# TASK REQUIREMENTS
Transcribe all of the records precisely as they are presented.

-- BEGIN --

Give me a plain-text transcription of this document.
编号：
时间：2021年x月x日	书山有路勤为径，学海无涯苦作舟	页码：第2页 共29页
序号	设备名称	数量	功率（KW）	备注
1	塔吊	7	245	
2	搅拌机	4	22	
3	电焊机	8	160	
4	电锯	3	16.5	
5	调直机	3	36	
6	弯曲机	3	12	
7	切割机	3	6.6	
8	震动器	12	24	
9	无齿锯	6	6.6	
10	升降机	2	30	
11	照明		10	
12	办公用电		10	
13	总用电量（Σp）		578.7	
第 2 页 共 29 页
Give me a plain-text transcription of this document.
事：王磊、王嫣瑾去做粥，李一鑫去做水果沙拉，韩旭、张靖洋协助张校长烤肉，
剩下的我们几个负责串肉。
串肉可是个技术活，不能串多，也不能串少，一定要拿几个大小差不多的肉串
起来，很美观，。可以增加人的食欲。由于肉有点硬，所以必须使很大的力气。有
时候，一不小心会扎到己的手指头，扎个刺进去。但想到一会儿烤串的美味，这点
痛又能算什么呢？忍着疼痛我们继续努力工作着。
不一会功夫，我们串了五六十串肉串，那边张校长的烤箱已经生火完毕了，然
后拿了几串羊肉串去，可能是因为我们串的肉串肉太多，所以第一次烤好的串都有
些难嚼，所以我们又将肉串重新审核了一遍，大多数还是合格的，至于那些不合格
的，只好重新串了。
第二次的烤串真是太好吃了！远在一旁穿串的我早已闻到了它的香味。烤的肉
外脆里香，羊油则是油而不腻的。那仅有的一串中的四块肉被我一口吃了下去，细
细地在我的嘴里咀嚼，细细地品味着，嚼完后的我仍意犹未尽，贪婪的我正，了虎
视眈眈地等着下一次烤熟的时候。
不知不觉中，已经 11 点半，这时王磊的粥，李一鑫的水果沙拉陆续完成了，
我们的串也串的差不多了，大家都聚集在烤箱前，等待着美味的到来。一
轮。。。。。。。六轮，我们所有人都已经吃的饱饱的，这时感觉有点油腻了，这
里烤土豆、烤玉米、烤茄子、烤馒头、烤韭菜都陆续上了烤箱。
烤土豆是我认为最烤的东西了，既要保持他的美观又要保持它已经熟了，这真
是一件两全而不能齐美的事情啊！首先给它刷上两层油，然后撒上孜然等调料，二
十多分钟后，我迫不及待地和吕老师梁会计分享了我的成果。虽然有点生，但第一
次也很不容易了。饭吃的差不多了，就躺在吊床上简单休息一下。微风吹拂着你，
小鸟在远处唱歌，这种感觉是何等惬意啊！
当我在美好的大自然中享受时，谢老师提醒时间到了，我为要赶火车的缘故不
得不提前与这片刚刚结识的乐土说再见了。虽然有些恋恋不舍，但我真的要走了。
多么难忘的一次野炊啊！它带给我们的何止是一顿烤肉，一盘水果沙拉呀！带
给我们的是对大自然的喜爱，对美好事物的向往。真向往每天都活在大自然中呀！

-- END --

# EXPECTED ANSWER
Give me a plain-text transcription of this document.
编号：
时间：2021年x月x日	书山有路勤为径，学海无涯苦作舟	页码：第2页 共29页
序号	设备名称	数量	功率（KW）	备注
1	塔吊	7	245	
2	搅拌机	4	22	
3	电焊机	8	160	
4	电锯	3	16.5	
5	调直机	3	36	
6	弯曲机	3	12	
7	切割机	3	6.6	
8	震动器	12	24	
9	无齿锯	6	6.6	
10	升降机	2	30	
11	照明		10	
12	办公用电		10	
13	总用电量（Σp）		578.7	
第 2 页 共 29 页
Give me a plain-text transcription of this document.
事：王磊、王嫣瑾去做粥，李一鑫去做水果沙拉，韩旭、张靖洋协助张校长烤肉，
剩下的我们几个负责串肉。
串肉可是个技术活，不能串多，也不能串少，一定要拿几个大小差不多的肉串
起来，很美观，。可以增加人的食欲。由于肉有点硬，所以必须使很大的力气。有
时候，一不小心会扎到己的手指头，扎个刺进去。但想到一会儿烤串的美味，这点
痛又能算什么呢？忍着疼痛我们继续努力工作着。
不一会功夫，我们串了五六十串肉串，那边张校长的烤箱已经生火完毕了，然
后拿了几串羊肉串去，可能是因为我们串的肉串肉太多，所以第一次烤好的串都有
些难嚼，所以我们又将肉串重新审核了一遍，大多数还是合格的，至于那些不合格
的，只好重新串了。
第二次的烤串真是太好吃了！远在一旁穿串的我早已闻到了它的香味。烤的肉
外脆里香，羊油则是油而不腻的。那仅有的一串中的四块肉被我一口吃了下去，细
细地在我的嘴里咀嚼，细细地品味着，嚼完后的我仍意犹未尽，贪婪的我正，了虎
视眈眈地等着下一次烤熟的时候。
不知不觉中，已经 11 点半，这时王磊的粥，李一鑫的水果沙拉陆续完成了，
我们的串也串的差不多了，大家都聚集在烤箱前，等待着美味的到来。一
轮。。。。。。。六轮，我们所有人都已经吃的饱饱的，这时感觉有点油腻了，这
里烤土豆、烤玉米、烤茄子、烤馒头、烤韭菜都陆续上了烤箱。
烤土豆是我认为最烤的东西了，既要保持他的美观又要保持它已经熟了，这真
是一件两全而不能齐美的事情啊！首先给它刷上两层油，然后撒上孜然等调料，二
十多分钟后，我迫不及待地和吕老师梁会计分享了我的成果。虽然有点生，但第一
次也很不容易了。饭吃的差不多了，就躺在吊床上简单休息一下。微风吹拂着你，
小鸟在远处唱歌，这种感觉是何等惬意啊！
当我在美好的大自然中享受时，谢老师提醒时间到了，我为要赶火车的缘故不
得不提前与这片刚刚结识的乐土说再见了。虽然有些恋恋不舍，但我真的要走了。
多么难忘的一次野炊啊！它带给我们的何止是一顿烤肉，一盘水果沙拉呀！带
给我们的是对大自然的喜爱，对美好事物的向往。真向往每天都活在大自然中呀！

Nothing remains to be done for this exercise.